- Requirement
Update the listing from its first line through the line with "tab-scroll-right-icon[interactable]: ▶ <box>706", changing "Max stitch length" to "Maximum stitch length" and leaving everything else unchanged.
== Stored rows ==
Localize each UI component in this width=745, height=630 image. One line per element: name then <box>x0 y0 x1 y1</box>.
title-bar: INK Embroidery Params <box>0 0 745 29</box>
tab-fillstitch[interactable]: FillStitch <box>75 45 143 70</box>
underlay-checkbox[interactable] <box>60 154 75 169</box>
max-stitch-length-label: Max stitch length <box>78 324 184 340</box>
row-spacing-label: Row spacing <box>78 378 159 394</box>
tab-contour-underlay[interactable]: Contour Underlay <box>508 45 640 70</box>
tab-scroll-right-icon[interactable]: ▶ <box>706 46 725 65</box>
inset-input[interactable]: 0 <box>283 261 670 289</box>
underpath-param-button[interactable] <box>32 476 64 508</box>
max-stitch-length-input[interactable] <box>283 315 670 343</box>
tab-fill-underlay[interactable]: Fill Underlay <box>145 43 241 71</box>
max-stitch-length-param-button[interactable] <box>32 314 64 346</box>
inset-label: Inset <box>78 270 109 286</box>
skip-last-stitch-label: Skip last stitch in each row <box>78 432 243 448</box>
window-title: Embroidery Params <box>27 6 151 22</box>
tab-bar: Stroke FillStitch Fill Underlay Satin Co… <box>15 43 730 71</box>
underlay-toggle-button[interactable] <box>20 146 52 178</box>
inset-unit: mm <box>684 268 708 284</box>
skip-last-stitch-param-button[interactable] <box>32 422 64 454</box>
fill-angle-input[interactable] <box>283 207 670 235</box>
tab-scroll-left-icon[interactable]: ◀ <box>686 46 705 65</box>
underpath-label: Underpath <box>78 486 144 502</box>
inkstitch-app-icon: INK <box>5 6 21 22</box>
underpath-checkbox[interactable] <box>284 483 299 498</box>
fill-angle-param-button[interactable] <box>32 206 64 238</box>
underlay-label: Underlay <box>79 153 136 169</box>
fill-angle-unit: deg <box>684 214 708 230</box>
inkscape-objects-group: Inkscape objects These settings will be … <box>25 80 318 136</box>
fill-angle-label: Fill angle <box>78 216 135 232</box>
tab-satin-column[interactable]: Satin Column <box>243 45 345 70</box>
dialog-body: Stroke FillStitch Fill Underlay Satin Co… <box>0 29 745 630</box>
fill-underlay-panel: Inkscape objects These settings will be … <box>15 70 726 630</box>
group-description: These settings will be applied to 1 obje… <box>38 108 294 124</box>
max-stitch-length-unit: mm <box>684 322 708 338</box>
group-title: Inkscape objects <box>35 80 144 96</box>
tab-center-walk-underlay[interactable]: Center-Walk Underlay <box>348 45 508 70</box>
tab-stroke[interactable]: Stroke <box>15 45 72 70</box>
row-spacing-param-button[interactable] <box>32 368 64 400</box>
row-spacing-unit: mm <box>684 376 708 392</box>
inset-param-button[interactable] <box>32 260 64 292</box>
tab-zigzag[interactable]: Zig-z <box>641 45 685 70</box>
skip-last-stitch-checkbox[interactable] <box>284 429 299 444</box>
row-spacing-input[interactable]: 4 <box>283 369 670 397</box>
===
- Task solution
Localize each UI component in this width=745, height=630 image. One line per element: name then <box>x0 y0 x1 y1</box>.
title-bar: INK Embroidery Params <box>0 0 745 29</box>
tab-fillstitch[interactable]: FillStitch <box>75 45 143 70</box>
underlay-checkbox[interactable] <box>60 154 75 169</box>
max-stitch-length-label: Maximum stitch length <box>78 324 184 340</box>
row-spacing-label: Row spacing <box>78 378 159 394</box>
tab-contour-underlay[interactable]: Contour Underlay <box>508 45 640 70</box>
tab-scroll-right-icon[interactable]: ▶ <box>706 46 725 65</box>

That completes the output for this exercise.